## What is required
Your task is to filter the data below down to the lines holding "this".

## Provided data
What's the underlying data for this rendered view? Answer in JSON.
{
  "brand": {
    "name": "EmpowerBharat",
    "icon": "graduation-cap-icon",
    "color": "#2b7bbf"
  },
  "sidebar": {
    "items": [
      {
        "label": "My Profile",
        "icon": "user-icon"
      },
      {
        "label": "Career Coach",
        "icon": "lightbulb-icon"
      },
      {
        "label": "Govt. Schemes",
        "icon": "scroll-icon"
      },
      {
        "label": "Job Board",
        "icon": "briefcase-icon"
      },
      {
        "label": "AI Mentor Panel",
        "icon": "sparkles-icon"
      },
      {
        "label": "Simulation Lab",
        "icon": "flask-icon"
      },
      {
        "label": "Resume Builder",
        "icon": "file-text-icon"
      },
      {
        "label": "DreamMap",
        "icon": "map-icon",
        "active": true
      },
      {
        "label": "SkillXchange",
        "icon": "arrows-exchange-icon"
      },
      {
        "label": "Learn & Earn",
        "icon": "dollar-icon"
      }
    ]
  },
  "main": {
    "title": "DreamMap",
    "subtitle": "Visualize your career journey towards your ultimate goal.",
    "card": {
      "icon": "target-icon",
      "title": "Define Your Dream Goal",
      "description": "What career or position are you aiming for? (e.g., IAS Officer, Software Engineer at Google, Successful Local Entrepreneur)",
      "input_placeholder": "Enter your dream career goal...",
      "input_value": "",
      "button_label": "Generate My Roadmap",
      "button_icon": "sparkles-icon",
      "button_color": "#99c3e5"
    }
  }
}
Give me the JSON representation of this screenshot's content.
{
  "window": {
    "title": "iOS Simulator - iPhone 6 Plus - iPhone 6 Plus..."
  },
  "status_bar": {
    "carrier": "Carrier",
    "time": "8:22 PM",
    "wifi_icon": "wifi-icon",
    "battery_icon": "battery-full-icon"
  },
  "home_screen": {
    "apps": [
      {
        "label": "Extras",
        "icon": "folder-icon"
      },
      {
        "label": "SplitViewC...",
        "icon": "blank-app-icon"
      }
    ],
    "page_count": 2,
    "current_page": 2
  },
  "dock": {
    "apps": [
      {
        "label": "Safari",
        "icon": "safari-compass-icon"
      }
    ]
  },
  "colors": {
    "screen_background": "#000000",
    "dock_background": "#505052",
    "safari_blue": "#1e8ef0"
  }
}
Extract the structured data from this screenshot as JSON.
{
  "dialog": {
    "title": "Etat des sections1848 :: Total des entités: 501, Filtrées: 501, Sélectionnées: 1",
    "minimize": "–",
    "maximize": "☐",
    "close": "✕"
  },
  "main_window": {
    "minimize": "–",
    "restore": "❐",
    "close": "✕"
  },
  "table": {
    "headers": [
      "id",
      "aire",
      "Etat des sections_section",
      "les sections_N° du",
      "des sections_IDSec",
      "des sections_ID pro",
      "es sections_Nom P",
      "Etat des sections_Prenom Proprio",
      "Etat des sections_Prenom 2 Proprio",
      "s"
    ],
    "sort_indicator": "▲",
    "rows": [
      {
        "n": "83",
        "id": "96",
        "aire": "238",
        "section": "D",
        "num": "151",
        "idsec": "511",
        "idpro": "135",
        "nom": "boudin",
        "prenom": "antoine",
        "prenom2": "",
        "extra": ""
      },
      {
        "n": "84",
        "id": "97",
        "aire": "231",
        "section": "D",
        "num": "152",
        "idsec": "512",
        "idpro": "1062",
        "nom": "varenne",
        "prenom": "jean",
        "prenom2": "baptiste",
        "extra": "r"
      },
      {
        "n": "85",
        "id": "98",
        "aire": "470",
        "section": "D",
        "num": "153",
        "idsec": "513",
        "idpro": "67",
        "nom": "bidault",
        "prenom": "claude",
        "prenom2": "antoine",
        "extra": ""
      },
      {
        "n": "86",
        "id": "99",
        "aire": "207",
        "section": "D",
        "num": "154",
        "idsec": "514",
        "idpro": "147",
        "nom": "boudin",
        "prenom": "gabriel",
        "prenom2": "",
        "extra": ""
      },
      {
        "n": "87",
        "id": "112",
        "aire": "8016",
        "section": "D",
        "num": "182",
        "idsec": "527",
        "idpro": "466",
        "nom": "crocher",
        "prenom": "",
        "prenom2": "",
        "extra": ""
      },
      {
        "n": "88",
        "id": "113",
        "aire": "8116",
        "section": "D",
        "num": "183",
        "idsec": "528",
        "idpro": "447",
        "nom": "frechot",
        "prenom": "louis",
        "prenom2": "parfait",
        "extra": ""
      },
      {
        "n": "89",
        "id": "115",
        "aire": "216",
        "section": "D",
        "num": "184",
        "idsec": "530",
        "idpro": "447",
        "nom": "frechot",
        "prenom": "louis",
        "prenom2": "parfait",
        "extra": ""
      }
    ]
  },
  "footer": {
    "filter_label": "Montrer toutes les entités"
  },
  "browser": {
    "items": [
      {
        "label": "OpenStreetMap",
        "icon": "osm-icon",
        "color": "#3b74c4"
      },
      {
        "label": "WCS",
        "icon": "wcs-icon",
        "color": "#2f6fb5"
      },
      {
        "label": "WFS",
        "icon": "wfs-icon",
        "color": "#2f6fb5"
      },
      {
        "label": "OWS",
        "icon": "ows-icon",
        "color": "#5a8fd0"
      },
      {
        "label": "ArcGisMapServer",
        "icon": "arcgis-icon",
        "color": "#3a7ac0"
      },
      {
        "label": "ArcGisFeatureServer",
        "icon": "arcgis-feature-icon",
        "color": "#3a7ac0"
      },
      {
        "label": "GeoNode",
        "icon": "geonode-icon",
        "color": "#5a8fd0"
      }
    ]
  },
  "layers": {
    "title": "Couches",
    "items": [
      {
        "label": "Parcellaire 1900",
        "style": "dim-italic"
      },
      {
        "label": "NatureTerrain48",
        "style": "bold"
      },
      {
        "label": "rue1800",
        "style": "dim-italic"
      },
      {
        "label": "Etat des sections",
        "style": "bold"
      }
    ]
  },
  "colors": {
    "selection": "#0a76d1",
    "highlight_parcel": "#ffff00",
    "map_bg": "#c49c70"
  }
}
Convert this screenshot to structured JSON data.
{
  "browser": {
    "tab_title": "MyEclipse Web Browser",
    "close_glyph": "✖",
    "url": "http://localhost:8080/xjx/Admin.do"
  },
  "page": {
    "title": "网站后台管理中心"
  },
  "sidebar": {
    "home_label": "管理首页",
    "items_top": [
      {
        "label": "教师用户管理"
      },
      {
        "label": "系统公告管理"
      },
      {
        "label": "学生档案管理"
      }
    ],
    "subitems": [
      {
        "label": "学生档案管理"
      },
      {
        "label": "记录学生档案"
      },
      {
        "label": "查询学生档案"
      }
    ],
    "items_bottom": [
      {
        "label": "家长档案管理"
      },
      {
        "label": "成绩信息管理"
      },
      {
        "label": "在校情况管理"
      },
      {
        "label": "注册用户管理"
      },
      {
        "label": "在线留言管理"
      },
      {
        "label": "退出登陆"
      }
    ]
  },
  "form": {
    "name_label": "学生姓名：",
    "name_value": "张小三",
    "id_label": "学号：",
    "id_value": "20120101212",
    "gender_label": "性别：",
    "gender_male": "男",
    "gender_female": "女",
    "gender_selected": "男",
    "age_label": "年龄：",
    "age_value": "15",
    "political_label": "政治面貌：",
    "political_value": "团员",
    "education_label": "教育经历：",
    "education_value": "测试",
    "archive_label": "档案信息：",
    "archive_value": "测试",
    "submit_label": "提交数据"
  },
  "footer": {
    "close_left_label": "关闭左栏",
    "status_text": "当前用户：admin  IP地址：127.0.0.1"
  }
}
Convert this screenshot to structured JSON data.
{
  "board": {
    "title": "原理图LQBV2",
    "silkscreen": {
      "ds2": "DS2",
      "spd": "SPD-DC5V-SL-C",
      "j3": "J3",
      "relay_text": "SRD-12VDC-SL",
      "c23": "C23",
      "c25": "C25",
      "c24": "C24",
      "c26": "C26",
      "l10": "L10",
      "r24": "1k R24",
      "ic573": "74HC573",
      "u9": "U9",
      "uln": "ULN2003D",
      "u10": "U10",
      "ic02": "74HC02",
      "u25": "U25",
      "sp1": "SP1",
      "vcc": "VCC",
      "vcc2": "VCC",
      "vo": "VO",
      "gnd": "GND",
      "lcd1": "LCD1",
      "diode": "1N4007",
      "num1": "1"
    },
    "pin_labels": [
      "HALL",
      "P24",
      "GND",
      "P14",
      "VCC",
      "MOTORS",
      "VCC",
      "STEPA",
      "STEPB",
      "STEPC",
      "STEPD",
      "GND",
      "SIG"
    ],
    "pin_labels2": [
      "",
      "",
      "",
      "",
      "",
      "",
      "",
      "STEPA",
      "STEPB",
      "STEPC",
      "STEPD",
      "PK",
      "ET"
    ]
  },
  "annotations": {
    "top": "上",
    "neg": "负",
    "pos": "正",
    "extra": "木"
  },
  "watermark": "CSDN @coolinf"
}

## Expected answer
What's the underlying data for this rendered view? Answer in JSON.
Give me the JSON representation of this screenshot's content.
Extract the structured data from this screenshot as JSON.
Convert this screenshot to structured JSON data.
Convert this screenshot to structured JSON data.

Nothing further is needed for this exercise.